Below are some records. Copy every line in them that holds "sulphite".

□ □ □ □ □ □ □

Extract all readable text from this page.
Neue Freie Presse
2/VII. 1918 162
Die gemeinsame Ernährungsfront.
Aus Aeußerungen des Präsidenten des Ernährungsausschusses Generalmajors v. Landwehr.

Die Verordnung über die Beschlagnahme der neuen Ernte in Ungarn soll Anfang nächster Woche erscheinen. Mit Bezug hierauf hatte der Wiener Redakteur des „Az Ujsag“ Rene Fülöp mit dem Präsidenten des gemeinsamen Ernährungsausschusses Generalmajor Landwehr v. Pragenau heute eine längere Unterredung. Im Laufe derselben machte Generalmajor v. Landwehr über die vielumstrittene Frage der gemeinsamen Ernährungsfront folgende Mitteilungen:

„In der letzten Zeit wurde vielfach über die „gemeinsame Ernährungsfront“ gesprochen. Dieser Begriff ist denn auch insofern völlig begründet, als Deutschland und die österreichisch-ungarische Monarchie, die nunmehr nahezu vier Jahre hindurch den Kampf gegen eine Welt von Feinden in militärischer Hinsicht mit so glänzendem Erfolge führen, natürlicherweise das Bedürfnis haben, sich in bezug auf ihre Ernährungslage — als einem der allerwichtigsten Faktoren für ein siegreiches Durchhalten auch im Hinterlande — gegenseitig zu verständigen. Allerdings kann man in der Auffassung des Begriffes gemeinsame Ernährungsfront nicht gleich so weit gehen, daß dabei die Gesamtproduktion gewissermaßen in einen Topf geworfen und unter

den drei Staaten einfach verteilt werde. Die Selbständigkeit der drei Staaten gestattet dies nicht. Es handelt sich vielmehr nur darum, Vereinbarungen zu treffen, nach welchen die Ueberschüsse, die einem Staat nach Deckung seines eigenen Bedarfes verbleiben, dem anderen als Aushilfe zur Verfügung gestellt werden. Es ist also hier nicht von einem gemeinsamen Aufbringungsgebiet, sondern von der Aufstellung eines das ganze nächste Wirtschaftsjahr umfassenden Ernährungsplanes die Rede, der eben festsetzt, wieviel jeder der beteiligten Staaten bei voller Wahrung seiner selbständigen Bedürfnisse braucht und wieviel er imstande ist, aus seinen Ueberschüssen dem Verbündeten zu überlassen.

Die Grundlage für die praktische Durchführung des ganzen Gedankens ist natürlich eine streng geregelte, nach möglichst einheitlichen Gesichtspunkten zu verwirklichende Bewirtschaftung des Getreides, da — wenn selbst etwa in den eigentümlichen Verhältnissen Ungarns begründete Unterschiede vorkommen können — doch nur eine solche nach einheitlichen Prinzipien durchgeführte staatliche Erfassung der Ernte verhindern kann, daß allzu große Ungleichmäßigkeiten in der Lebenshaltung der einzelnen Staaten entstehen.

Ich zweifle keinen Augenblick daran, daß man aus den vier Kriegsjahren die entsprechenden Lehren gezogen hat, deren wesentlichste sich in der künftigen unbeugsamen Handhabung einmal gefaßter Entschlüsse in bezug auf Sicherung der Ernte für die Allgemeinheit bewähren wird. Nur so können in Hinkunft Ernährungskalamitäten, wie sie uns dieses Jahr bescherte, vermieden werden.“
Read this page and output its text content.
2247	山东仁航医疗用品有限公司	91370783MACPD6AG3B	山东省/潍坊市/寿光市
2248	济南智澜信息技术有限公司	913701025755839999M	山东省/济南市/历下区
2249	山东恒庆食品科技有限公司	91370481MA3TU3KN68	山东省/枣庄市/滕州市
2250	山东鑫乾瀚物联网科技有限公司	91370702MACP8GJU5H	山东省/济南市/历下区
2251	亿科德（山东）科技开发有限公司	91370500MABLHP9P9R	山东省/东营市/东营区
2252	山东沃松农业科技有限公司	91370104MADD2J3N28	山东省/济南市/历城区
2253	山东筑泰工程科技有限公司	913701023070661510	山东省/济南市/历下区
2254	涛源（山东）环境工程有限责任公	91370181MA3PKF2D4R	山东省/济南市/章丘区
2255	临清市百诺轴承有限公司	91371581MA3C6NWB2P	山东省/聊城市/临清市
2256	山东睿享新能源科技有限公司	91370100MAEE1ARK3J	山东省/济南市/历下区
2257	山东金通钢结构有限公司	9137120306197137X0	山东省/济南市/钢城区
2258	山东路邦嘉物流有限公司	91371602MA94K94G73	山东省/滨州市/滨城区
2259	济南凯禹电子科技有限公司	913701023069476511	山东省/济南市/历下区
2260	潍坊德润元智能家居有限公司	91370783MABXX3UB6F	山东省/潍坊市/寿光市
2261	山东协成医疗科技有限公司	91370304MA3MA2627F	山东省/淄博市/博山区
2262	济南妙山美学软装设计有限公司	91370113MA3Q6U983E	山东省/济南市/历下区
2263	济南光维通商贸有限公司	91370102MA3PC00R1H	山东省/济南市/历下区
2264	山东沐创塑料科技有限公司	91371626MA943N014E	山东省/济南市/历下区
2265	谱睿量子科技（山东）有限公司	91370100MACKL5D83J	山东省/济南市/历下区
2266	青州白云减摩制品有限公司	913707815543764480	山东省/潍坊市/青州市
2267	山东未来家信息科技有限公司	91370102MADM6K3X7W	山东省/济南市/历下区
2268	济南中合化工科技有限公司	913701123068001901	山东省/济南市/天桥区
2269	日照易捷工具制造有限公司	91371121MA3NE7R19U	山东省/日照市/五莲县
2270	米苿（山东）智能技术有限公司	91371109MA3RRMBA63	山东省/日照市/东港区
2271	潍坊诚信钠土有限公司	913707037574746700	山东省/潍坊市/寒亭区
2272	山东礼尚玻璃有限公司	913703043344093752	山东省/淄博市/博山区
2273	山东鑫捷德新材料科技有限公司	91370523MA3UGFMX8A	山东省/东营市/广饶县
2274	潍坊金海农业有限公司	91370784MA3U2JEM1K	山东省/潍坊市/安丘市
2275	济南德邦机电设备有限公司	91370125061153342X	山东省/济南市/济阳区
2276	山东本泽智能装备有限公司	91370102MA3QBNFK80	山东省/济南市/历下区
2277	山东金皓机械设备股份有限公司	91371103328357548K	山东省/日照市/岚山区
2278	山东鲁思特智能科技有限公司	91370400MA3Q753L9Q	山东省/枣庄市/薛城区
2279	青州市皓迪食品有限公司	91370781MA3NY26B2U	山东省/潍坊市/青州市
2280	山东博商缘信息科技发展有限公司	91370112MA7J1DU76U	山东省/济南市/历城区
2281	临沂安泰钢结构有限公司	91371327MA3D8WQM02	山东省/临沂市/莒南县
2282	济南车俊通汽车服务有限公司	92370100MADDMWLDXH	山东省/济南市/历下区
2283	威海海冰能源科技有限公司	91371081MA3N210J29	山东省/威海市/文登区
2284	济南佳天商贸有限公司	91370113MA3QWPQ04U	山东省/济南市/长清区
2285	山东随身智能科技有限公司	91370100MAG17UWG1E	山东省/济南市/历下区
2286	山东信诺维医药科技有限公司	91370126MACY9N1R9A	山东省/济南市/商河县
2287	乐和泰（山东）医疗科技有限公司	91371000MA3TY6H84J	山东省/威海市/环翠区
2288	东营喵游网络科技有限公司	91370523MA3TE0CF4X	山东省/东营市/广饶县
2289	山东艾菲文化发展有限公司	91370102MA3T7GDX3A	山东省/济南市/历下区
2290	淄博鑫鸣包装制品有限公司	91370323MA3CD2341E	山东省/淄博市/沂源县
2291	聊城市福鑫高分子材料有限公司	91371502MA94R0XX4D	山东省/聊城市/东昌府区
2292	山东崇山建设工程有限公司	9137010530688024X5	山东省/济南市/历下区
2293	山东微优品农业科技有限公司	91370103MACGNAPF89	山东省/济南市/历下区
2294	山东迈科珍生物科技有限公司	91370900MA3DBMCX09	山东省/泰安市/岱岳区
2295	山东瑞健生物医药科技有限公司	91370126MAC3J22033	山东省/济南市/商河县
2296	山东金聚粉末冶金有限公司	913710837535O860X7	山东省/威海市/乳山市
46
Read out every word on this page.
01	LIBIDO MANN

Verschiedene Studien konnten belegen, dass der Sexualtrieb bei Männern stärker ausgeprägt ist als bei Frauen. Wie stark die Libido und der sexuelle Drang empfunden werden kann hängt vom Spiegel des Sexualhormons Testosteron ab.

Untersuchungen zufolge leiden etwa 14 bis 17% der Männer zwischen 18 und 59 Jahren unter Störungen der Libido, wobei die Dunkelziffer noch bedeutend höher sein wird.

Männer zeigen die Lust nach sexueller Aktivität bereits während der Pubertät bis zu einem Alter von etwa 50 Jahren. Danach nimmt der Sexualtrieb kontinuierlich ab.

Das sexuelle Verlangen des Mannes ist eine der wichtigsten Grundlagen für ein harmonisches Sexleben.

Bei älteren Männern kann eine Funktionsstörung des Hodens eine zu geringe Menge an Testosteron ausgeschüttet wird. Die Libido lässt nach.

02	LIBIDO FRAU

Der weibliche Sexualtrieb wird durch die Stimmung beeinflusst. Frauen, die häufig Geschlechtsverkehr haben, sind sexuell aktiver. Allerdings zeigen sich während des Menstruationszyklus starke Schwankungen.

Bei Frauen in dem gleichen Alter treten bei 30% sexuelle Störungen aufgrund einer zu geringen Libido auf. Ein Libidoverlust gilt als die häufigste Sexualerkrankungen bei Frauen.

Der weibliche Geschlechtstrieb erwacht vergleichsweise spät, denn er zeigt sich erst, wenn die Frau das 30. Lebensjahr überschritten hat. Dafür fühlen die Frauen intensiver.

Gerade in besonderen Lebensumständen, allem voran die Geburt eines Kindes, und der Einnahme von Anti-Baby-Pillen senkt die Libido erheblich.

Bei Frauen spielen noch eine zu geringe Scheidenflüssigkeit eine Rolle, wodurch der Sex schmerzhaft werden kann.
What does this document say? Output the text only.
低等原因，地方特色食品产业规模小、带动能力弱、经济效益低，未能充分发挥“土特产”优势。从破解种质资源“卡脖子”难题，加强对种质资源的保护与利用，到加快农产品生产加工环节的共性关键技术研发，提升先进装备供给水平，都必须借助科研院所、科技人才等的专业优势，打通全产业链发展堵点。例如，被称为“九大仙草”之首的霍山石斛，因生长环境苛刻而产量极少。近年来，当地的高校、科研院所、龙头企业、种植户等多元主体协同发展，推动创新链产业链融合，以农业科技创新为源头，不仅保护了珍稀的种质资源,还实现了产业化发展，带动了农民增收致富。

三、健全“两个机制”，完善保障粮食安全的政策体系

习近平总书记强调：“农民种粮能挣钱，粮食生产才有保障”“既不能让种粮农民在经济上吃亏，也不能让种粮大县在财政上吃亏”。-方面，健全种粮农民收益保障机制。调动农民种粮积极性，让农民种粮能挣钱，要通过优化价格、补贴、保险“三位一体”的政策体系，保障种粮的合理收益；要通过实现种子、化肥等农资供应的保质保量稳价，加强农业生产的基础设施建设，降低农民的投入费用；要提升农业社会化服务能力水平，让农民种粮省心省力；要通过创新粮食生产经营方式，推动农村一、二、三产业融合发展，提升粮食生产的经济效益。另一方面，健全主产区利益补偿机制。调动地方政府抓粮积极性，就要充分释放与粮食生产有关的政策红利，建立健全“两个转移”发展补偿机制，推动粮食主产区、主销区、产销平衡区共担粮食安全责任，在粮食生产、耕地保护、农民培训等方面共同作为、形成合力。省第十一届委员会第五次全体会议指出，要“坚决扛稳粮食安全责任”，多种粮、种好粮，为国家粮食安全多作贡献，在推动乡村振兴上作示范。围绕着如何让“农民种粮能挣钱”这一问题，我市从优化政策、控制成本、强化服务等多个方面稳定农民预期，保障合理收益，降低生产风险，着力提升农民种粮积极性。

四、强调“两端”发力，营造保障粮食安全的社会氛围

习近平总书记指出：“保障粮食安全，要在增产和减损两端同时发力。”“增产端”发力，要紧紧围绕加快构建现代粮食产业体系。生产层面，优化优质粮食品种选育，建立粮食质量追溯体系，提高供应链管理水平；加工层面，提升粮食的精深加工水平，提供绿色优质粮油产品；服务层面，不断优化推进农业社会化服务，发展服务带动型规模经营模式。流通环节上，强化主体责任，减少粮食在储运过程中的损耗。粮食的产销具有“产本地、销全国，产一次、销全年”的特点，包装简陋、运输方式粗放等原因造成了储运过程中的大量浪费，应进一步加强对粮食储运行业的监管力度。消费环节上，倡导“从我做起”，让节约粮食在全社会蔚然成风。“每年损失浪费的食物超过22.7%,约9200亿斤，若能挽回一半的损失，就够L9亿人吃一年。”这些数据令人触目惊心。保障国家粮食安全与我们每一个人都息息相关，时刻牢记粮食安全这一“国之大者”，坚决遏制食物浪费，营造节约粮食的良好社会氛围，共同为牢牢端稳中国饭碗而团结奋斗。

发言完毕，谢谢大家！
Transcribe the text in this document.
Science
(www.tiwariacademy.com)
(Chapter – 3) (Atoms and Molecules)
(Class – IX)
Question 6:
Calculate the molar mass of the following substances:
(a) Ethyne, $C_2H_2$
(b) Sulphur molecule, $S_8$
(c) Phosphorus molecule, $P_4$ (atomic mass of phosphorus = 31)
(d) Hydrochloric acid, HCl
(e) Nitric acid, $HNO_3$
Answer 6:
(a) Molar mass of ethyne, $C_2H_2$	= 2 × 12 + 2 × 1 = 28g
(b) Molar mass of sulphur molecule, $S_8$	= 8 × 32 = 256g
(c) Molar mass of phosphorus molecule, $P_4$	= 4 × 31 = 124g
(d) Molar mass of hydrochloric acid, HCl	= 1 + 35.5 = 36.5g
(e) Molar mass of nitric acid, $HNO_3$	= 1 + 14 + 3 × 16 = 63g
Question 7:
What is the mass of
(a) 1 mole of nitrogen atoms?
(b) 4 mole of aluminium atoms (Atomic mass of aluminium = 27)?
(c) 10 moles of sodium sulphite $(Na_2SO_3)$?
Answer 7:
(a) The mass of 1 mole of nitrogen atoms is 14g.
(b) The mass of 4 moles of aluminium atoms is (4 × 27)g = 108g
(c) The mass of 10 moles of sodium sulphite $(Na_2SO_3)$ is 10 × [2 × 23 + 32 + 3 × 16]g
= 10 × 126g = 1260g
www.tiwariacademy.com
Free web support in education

□ □ □ □ □ □ □

FULL OUTPUT
(c) 10 moles of sodium sulphite $(Na_2SO_3)$?
(c) The mass of 10 moles of sodium sulphite $(Na_2SO_3)$ is 10 × [2 × 23 + 32 + 3 × 16]g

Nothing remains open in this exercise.